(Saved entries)
<<<<
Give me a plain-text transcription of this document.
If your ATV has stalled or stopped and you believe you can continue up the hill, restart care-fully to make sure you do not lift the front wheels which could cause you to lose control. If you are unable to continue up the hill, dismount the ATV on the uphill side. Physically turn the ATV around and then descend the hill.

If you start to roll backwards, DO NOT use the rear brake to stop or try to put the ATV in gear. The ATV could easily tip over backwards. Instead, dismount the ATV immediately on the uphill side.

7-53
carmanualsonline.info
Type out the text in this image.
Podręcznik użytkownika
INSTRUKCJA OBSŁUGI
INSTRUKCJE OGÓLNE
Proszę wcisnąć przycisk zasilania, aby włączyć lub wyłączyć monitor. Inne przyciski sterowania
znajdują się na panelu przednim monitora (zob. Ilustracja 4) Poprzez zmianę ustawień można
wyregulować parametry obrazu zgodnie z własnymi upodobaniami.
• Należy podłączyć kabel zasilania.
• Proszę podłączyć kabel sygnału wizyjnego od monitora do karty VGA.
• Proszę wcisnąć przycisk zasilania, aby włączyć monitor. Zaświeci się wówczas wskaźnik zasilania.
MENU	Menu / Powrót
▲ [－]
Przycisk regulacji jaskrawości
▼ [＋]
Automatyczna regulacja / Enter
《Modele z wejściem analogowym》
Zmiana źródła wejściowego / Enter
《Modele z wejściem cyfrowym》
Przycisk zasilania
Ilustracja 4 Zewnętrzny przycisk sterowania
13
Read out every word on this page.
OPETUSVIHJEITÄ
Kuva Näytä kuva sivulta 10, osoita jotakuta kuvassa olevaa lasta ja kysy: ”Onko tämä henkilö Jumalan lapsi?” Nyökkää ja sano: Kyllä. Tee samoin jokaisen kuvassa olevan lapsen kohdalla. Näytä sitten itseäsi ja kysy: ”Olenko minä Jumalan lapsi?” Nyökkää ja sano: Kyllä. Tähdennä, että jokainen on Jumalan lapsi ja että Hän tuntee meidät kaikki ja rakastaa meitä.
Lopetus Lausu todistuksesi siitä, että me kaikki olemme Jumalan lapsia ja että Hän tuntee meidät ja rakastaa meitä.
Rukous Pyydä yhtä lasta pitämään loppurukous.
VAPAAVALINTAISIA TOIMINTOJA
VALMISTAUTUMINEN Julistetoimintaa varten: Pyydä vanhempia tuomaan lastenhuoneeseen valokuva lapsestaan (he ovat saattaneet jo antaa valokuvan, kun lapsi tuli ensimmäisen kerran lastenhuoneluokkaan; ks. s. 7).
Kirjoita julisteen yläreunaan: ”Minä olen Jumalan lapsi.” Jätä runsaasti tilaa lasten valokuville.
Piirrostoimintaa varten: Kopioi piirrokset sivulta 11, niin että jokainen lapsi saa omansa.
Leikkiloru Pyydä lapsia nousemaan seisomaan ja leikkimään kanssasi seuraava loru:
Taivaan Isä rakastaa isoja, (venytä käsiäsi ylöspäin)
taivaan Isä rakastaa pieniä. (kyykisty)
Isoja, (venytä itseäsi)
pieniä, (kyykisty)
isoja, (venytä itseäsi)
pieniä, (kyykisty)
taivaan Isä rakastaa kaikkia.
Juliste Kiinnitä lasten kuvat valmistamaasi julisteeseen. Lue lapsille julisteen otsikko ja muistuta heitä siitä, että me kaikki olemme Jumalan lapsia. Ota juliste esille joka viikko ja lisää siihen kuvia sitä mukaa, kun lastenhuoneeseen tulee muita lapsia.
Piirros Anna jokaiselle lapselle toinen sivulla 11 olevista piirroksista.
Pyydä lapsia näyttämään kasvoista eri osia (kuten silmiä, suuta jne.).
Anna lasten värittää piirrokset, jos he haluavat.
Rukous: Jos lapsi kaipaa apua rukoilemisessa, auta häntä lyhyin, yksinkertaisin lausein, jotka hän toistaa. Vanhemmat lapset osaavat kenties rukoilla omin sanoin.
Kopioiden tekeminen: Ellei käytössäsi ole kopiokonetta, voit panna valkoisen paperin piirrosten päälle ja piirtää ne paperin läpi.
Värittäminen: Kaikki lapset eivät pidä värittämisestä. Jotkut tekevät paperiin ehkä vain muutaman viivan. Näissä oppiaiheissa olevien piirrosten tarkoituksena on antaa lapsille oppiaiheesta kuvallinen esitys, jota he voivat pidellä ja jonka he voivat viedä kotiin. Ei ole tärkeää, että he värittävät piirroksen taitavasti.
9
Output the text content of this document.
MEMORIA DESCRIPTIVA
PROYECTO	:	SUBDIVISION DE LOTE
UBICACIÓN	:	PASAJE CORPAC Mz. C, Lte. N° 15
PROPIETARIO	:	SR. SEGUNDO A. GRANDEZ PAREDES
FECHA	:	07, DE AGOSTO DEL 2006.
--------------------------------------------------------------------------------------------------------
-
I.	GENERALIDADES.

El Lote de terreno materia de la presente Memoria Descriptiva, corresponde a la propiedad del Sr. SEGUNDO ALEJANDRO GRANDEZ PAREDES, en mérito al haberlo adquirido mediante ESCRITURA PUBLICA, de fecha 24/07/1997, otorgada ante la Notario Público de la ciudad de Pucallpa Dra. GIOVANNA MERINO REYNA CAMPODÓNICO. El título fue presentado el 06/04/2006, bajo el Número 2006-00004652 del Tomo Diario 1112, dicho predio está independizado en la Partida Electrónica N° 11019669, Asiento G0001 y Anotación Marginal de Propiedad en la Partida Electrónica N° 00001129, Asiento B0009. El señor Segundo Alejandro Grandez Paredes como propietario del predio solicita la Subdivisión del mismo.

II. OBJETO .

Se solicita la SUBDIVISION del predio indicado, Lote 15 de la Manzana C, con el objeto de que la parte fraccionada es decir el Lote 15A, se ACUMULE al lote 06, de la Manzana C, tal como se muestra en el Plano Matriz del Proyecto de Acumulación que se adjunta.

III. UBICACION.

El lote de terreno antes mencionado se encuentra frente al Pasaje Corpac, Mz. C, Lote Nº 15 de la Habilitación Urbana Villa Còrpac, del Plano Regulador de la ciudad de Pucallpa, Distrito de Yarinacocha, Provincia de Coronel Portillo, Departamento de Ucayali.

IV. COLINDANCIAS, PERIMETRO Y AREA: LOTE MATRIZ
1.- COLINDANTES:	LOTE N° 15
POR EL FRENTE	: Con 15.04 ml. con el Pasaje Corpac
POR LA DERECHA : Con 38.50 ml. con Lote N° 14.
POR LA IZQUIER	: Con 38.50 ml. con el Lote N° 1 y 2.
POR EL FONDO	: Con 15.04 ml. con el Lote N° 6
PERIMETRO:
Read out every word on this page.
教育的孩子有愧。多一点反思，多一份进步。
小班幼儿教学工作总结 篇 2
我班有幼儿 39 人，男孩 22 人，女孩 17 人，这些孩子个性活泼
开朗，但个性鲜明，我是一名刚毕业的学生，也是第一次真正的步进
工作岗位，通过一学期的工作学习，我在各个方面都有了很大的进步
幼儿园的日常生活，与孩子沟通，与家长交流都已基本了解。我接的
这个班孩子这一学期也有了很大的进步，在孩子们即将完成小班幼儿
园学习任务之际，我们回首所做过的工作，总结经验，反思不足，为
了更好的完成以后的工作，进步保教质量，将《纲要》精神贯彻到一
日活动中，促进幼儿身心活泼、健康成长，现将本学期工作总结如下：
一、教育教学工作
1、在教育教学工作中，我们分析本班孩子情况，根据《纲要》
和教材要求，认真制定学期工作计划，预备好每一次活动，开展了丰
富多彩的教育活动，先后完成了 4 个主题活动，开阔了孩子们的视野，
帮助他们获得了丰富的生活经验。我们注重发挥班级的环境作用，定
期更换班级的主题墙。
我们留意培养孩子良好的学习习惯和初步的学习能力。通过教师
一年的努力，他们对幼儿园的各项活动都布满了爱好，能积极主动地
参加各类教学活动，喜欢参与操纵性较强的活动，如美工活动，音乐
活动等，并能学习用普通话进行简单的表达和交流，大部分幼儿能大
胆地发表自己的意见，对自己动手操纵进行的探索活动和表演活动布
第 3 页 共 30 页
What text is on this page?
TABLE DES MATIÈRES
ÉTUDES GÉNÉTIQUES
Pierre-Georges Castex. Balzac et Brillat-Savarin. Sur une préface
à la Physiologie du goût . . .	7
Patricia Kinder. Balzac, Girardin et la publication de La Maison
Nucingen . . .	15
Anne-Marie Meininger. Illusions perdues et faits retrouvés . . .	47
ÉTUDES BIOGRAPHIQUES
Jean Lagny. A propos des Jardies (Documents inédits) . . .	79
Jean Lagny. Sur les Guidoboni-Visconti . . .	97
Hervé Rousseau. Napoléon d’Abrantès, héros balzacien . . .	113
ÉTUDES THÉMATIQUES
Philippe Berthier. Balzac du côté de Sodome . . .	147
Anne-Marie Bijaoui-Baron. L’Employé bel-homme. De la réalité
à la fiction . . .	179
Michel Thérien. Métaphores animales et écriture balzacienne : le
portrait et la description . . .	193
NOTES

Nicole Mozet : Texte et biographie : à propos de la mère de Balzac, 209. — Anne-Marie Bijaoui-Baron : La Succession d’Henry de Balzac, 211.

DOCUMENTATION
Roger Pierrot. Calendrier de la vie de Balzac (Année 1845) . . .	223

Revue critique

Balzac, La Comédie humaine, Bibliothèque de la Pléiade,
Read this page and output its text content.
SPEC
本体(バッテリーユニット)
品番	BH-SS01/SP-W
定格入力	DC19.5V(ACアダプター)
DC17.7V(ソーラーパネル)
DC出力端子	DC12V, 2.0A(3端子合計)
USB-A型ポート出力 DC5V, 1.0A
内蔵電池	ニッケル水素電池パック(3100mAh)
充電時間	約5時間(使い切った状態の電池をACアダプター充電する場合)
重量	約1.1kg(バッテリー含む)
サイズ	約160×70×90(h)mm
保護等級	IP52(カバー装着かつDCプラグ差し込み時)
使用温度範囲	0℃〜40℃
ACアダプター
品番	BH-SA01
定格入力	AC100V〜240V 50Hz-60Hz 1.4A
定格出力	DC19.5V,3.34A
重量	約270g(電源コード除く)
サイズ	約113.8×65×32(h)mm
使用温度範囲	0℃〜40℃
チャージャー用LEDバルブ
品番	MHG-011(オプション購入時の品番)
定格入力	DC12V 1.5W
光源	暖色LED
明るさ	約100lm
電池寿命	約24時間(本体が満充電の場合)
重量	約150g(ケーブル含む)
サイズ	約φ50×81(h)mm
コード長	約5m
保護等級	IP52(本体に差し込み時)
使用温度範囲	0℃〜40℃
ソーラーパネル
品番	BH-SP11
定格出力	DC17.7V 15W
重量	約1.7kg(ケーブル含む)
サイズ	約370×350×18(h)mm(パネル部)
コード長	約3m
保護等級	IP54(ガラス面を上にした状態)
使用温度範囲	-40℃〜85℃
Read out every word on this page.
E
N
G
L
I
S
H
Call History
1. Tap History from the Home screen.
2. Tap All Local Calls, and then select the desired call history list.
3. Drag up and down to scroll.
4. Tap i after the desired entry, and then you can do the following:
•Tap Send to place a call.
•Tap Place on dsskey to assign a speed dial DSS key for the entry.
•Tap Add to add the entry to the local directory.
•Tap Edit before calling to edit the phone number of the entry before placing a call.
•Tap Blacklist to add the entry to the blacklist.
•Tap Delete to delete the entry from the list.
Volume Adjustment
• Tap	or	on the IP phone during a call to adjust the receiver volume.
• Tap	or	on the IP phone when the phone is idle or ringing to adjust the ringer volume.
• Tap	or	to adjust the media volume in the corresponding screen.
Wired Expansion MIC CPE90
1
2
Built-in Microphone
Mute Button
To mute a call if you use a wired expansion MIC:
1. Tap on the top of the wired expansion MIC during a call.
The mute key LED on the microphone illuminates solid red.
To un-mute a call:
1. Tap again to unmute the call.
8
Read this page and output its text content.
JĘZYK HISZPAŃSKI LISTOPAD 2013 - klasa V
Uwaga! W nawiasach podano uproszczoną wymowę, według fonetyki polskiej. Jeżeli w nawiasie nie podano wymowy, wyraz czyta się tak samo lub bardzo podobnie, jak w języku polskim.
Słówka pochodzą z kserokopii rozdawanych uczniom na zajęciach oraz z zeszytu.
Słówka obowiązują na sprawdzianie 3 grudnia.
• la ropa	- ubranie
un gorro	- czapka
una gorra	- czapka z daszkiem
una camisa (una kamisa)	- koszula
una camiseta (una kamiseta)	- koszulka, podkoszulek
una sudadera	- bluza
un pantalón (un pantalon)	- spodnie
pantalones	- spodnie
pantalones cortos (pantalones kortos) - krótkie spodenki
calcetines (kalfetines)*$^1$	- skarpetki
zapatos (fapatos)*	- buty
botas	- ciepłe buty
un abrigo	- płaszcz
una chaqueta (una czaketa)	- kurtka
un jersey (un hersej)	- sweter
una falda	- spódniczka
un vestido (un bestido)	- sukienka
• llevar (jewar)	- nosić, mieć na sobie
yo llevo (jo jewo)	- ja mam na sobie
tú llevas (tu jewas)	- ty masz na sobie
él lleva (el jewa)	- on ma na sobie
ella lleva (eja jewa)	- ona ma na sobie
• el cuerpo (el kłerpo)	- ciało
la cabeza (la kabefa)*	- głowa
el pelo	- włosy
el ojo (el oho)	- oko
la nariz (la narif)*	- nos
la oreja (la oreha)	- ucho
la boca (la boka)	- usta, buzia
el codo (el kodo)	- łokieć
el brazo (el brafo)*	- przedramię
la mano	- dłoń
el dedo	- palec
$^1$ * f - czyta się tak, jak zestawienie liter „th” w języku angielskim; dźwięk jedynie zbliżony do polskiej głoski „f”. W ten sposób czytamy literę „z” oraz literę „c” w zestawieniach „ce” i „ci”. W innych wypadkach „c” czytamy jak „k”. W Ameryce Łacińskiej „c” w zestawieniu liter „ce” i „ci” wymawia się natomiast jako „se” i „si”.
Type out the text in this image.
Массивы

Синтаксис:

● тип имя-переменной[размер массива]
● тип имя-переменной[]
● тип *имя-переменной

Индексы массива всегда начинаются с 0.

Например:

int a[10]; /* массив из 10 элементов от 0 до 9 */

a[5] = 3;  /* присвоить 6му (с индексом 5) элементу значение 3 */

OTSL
>>>>
Instruction
Work out how many lines above contain the word "保護等級". Give only the number.

Written response
3